Reproduce the records below in full and word for word, excluding pictures.

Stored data

** BEGIN **

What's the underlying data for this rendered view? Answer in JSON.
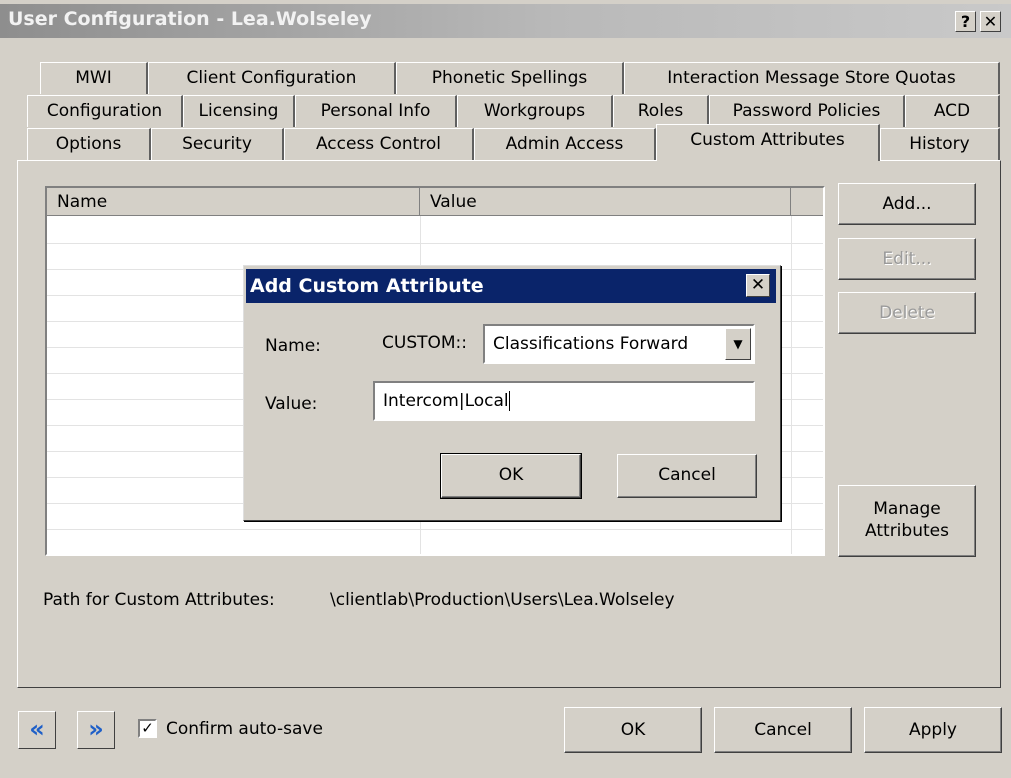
{
  "window": {
    "title": "User Configuration - Lea.Wolseley",
    "help_glyph": "?",
    "close_glyph": "✕"
  },
  "tabs": {
    "row1": [
      "MWI",
      "Client Configuration",
      "Phonetic Spellings",
      "Interaction Message Store Quotas"
    ],
    "row2": [
      "Configuration",
      "Licensing",
      "Personal Info",
      "Workgroups",
      "Roles",
      "Password Policies",
      "ACD"
    ],
    "row3": [
      "Options",
      "Security",
      "Access Control",
      "Admin Access",
      "Custom Attributes",
      "History"
    ],
    "active": "Custom Attributes"
  },
  "table": {
    "col_name": "Name",
    "col_value": "Value"
  },
  "side_buttons": {
    "add": "Add...",
    "edit": "Edit...",
    "delete": "Delete",
    "manage_line1": "Manage",
    "manage_line2": "Attributes"
  },
  "path": {
    "label": "Path for Custom Attributes:",
    "value": "\\clientlab\\Production\\Users\\Lea.Wolseley"
  },
  "dialog": {
    "title": "Add Custom Attribute",
    "close_glyph": "✕",
    "name_label": "Name:",
    "prefix": "CUSTOM::",
    "name_value": "Classifications Forward",
    "dropdown_glyph": "▼",
    "value_label": "Value:",
    "value_value": "Intercom|Local",
    "ok": "OK",
    "cancel": "Cancel"
  },
  "footer": {
    "prev_glyph": "«",
    "next_glyph": "»",
    "confirm_label": "Confirm auto-save",
    "confirm_checked": true,
    "check_glyph": "✓",
    "ok": "OK",
    "cancel": "Cancel",
    "apply": "Apply"
  }
}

** END **

» Reply:
What's the underlying data for this rendered view? Answer in JSON.
{
  "window": {
    "title": "User Configuration - Lea.Wolseley",
    "help_glyph": "?",
    "close_glyph": "✕"
  },
  "tabs": {
    "row1": [
      "MWI",
      "Client Configuration",
      "Phonetic Spellings",
      "Interaction Message Store Quotas"
    ],
    "row2": [
      "Configuration",
      "Licensing",
      "Personal Info",
      "Workgroups",
      "Roles",
      "Password Policies",
      "ACD"
    ],
    "row3": [
      "Options",
      "Security",
      "Access Control",
      "Admin Access",
      "Custom Attributes",
      "History"
    ],
    "active": "Custom Attributes"
  },
  "table": {
    "col_name": "Name",
    "col_value": "Value"
  },
  "side_buttons": {
    "add": "Add...",
    "edit": "Edit...",
    "delete": "Delete",
    "manage_line1": "Manage",
    "manage_line2": "Attributes"
  },
  "path": {
    "label": "Path for Custom Attributes:",
    "value": "\\clientlab\\Production\\Users\\Lea.Wolseley"
  },
  "dialog": {
    "title": "Add Custom Attribute",
    "close_glyph": "✕",
    "name_label": "Name:",
    "prefix": "CUSTOM::",
    "name_value": "Classifications Forward",
    "dropdown_glyph": "▼",
    "value_label": "Value:",
    "value_value": "Intercom|Local",
    "ok": "OK",
    "cancel": "Cancel"
  },
  "footer": {
    "prev_glyph": "«",
    "next_glyph": "»",
    "confirm_label": "Confirm auto-save",
    "confirm_checked": true,
    "check_glyph": "✓",
    "ok": "OK",
    "cancel": "Cancel",
    "apply": "Apply"
  }
}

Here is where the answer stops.